What is the number of lines containing the string "addition"? Answer with the number only.

═════ TASK INPUT ═════

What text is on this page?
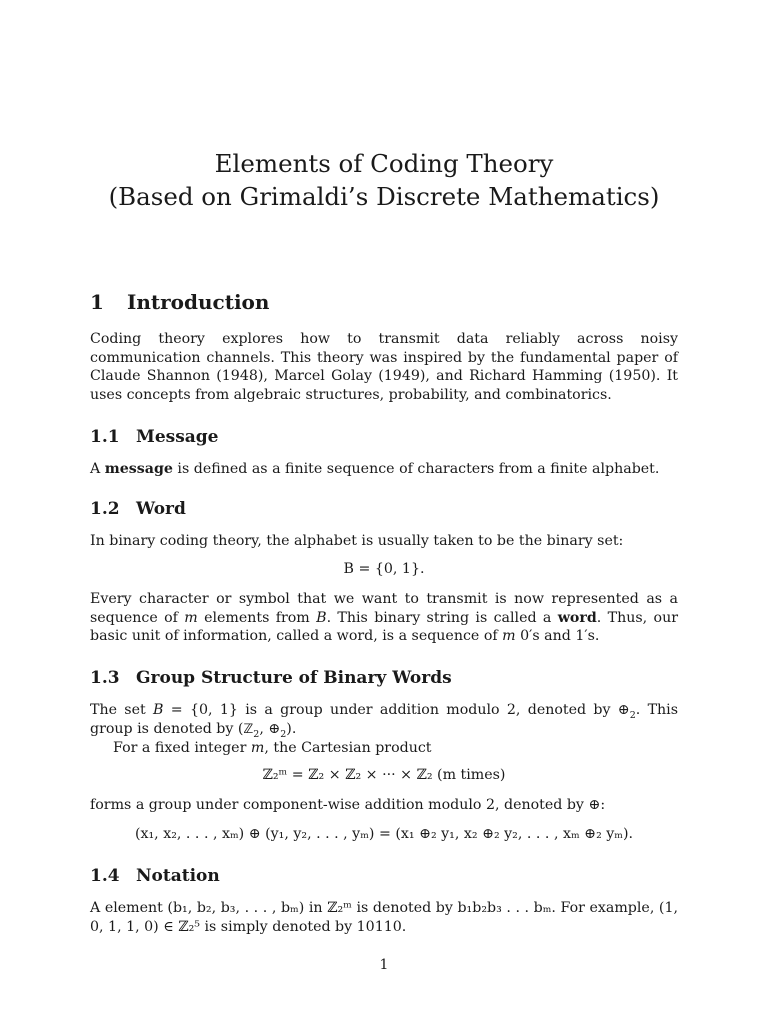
Elements of Coding Theory
(Based on Grimaldi’s Discrete Mathematics)
1 Introduction
Coding theory explores how to transmit data reliably across noisy communication channels. This theory was inspired by the fundamental paper of Claude Shannon (1948), Marcel Golay (1949), and Richard Hamming (1950). It uses concepts from algebraic structures, probability, and combinatorics.
1.1 Message
A message is defined as a finite sequence of characters from a finite alphabet.
1.2 Word
In binary coding theory, the alphabet is usually taken to be the binary set:
B = {0, 1}.
Every character or symbol that we want to transmit is now represented as a sequence of m elements from B. This binary string is called a word. Thus, our basic unit of information, called a word, is a sequence of m 0′s and 1′s.
1.3 Group Structure of Binary Words
The set B = {0, 1} is a group under addition modulo 2, denoted by $\oplus_2$. This group is denoted by (ℤ$_2$, $\oplus_2$).
For a fixed integer m, the Cartesian product
ℤ₂ᵐ = ℤ₂ × ℤ₂ × ··· × ℤ₂ (m times)
forms a group under component-wise addition modulo 2, denoted by ⊕:
(x₁, x₂, . . . , xₘ) ⊕ (y₁, y₂, . . . , yₘ) = (x₁ ⊕₂ y₁, x₂ ⊕₂ y₂, . . . , xₘ ⊕₂ yₘ).
1.4 Notation
A element (b₁, b₂, b₃, . . . , bₘ) in ℤ₂ᵐ is denoted by b₁b₂b₃ . . . bₘ. For example, (1, 0, 1, 1, 0) ∈ ℤ₂⁵ is simply denoted by 10110.
1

═════

_TASK SOLUTION_.
2